> **THE REQUEST**
Identify the lines that contain the string "Count", then copy each of them.

> **DATA SHOWN**

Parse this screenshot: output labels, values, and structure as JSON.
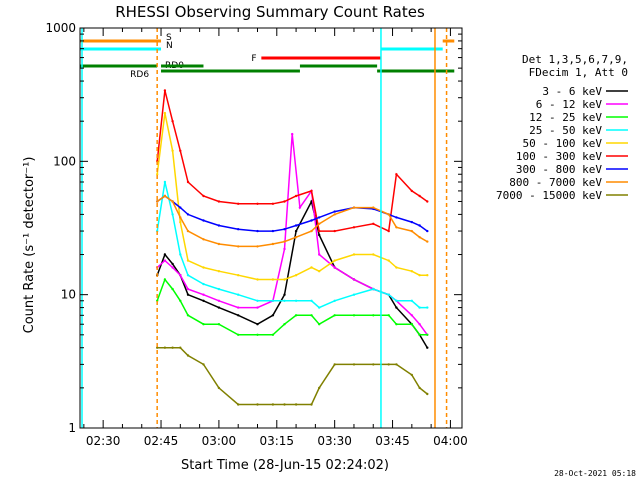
{
  "chart_data": {
    "type": "line",
    "title": "RHESSI Observing Summary Count Rates",
    "xlabel": "Start Time (28-Jun-15 02:24:02)",
    "ylabel": "Count Rate (s⁻¹ detector⁻¹)",
    "y_scale": "log",
    "ylim": [
      1,
      1000
    ],
    "xlim": [
      "02:24",
      "04:03"
    ],
    "x_ticks": [
      "02:30",
      "02:45",
      "03:00",
      "03:15",
      "03:30",
      "03:45",
      "04:00"
    ],
    "y_ticks": [
      "1",
      "10",
      "100",
      "1000"
    ],
    "footer_date": "28-Oct-2021 05:18",
    "legend": {
      "header_lines": [
        "Det 1,3,5,6,7,9,",
        "FDecim 1, Att 0"
      ],
      "placement": "right"
    },
    "series": [
      {
        "name": "3 - 6 keV",
        "color": "#000000",
        "x": [
          "02:44",
          "02:46",
          "02:48",
          "02:50",
          "02:52",
          "02:56",
          "03:00",
          "03:05",
          "03:10",
          "03:14",
          "03:17",
          "03:20",
          "03:24",
          "03:26",
          "03:30",
          "03:35",
          "03:40",
          "03:44",
          "03:46",
          "03:50",
          "03:52",
          "03:54"
        ],
        "y": [
          14,
          20,
          17,
          14,
          10,
          9,
          8,
          7,
          6,
          7,
          10,
          30,
          50,
          28,
          16,
          13,
          11,
          10,
          8,
          6,
          5,
          4
        ]
      },
      {
        "name": "6 - 12 keV",
        "color": "#ff00ff",
        "x": [
          "02:44",
          "02:46",
          "02:48",
          "02:50",
          "02:52",
          "02:56",
          "03:00",
          "03:05",
          "03:10",
          "03:14",
          "03:17",
          "03:19",
          "03:21",
          "03:24",
          "03:26",
          "03:30",
          "03:35",
          "03:40",
          "03:44",
          "03:46",
          "03:50",
          "03:52",
          "03:54"
        ],
        "y": [
          16,
          18,
          16,
          14,
          11,
          10,
          9,
          8,
          8,
          9,
          22,
          160,
          45,
          60,
          20,
          16,
          13,
          11,
          10,
          9,
          7,
          6,
          5
        ]
      },
      {
        "name": "12 - 25 keV",
        "color": "#00ff00",
        "x": [
          "02:44",
          "02:46",
          "02:48",
          "02:50",
          "02:52",
          "02:56",
          "03:00",
          "03:05",
          "03:10",
          "03:14",
          "03:17",
          "03:20",
          "03:24",
          "03:26",
          "03:30",
          "03:35",
          "03:40",
          "03:44",
          "03:46",
          "03:50",
          "03:52",
          "03:54"
        ],
        "y": [
          9,
          13,
          11,
          9,
          7,
          6,
          6,
          5,
          5,
          5,
          6,
          7,
          7,
          6,
          7,
          7,
          7,
          7,
          6,
          6,
          5,
          5
        ]
      },
      {
        "name": "25 - 50 keV",
        "color": "#00ffff",
        "x": [
          "02:44",
          "02:46",
          "02:48",
          "02:50",
          "02:52",
          "02:56",
          "03:00",
          "03:05",
          "03:10",
          "03:14",
          "03:17",
          "03:20",
          "03:24",
          "03:26",
          "03:30",
          "03:35",
          "03:40",
          "03:44",
          "03:46",
          "03:50",
          "03:52",
          "03:54"
        ],
        "y": [
          30,
          70,
          40,
          20,
          14,
          12,
          11,
          10,
          9,
          9,
          9,
          9,
          9,
          8,
          9,
          10,
          11,
          10,
          9,
          9,
          8,
          8
        ]
      },
      {
        "name": "50 - 100 keV",
        "color": "#ffd700",
        "x": [
          "02:44",
          "02:46",
          "02:48",
          "02:50",
          "02:52",
          "02:56",
          "03:00",
          "03:05",
          "03:10",
          "03:14",
          "03:17",
          "03:20",
          "03:24",
          "03:26",
          "03:30",
          "03:35",
          "03:40",
          "03:44",
          "03:46",
          "03:50",
          "03:52",
          "03:54"
        ],
        "y": [
          80,
          230,
          120,
          35,
          18,
          16,
          15,
          14,
          13,
          13,
          13,
          14,
          16,
          15,
          18,
          20,
          20,
          18,
          16,
          15,
          14,
          14
        ]
      },
      {
        "name": "100 - 300 keV",
        "color": "#ff0000",
        "x": [
          "02:44",
          "02:46",
          "02:48",
          "02:50",
          "02:52",
          "02:56",
          "03:00",
          "03:05",
          "03:10",
          "03:14",
          "03:17",
          "03:20",
          "03:24",
          "03:26",
          "03:30",
          "03:35",
          "03:40",
          "03:44",
          "03:46",
          "03:50",
          "03:52",
          "03:54"
        ],
        "y": [
          100,
          340,
          200,
          120,
          70,
          55,
          50,
          48,
          48,
          48,
          50,
          55,
          60,
          30,
          30,
          32,
          34,
          30,
          80,
          60,
          55,
          50
        ]
      },
      {
        "name": "300 - 800 keV",
        "color": "#0000ff",
        "x": [
          "02:44",
          "02:46",
          "02:48",
          "02:50",
          "02:52",
          "02:56",
          "03:00",
          "03:05",
          "03:10",
          "03:14",
          "03:17",
          "03:20",
          "03:24",
          "03:26",
          "03:30",
          "03:35",
          "03:40",
          "03:44",
          "03:46",
          "03:50",
          "03:52",
          "03:54"
        ],
        "y": [
          50,
          55,
          50,
          45,
          40,
          36,
          33,
          31,
          30,
          30,
          31,
          33,
          36,
          38,
          42,
          45,
          44,
          40,
          38,
          35,
          33,
          30
        ]
      },
      {
        "name": "800 - 7000 keV",
        "color": "#ff8c00",
        "x": [
          "02:44",
          "02:46",
          "02:48",
          "02:50",
          "02:52",
          "02:56",
          "03:00",
          "03:05",
          "03:10",
          "03:14",
          "03:17",
          "03:20",
          "03:24",
          "03:26",
          "03:30",
          "03:35",
          "03:40",
          "03:44",
          "03:46",
          "03:50",
          "03:52",
          "03:54"
        ],
        "y": [
          50,
          55,
          50,
          38,
          30,
          26,
          24,
          23,
          23,
          24,
          25,
          27,
          30,
          34,
          40,
          45,
          45,
          40,
          32,
          30,
          27,
          25
        ]
      },
      {
        "name": "7000 - 15000 keV",
        "color": "#808000",
        "x": [
          "02:44",
          "02:46",
          "02:48",
          "02:50",
          "02:52",
          "02:56",
          "03:00",
          "03:05",
          "03:10",
          "03:14",
          "03:17",
          "03:20",
          "03:24",
          "03:26",
          "03:30",
          "03:35",
          "03:40",
          "03:44",
          "03:46",
          "03:50",
          "03:52",
          "03:54"
        ],
        "y": [
          4,
          4,
          4,
          4,
          3.5,
          3,
          2,
          1.5,
          1.5,
          1.5,
          1.5,
          1.5,
          1.5,
          2,
          3,
          3,
          3,
          3,
          3,
          2.5,
          2,
          1.8
        ]
      }
    ],
    "state_bars": [
      {
        "label": "S",
        "color": "#ff8c00",
        "segments": [
          [
            "02:24",
            "02:45"
          ],
          [
            "03:58",
            "04:01"
          ]
        ]
      },
      {
        "label": "N",
        "color": "#00ffff",
        "segments": [
          [
            "02:24",
            "02:45"
          ],
          [
            "03:42",
            "03:58"
          ]
        ]
      },
      {
        "label": "F",
        "color": "#ff0000",
        "segments": [
          [
            "03:11",
            "03:42"
          ]
        ]
      },
      {
        "label": "RD0",
        "color": "#008000",
        "segments": [
          [
            "02:45",
            "03:21"
          ],
          [
            "03:41",
            "04:01"
          ]
        ]
      },
      {
        "label": "RD6",
        "color": "#008000",
        "segments": [
          [
            "02:24",
            "02:44"
          ],
          [
            "02:45",
            "02:56"
          ],
          [
            "03:21",
            "03:41"
          ]
        ]
      }
    ],
    "vertical_markers": [
      {
        "time": "02:24",
        "color": "#00ffff",
        "style": "solid"
      },
      {
        "time": "02:44",
        "color": "#ff8c00",
        "style": "dashed"
      },
      {
        "time": "03:42",
        "color": "#00ffff",
        "style": "solid"
      },
      {
        "time": "03:56",
        "color": "#ff8c00",
        "style": "solid"
      },
      {
        "time": "03:59",
        "color": "#ff8c00",
        "style": "dashed"
      }
    ]
  }
}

> **EXERCISE RESULT**
    "title": "RHESSI Observing Summary Count Rates",
    "ylabel": "Count Rate (s⁻¹ detector⁻¹)",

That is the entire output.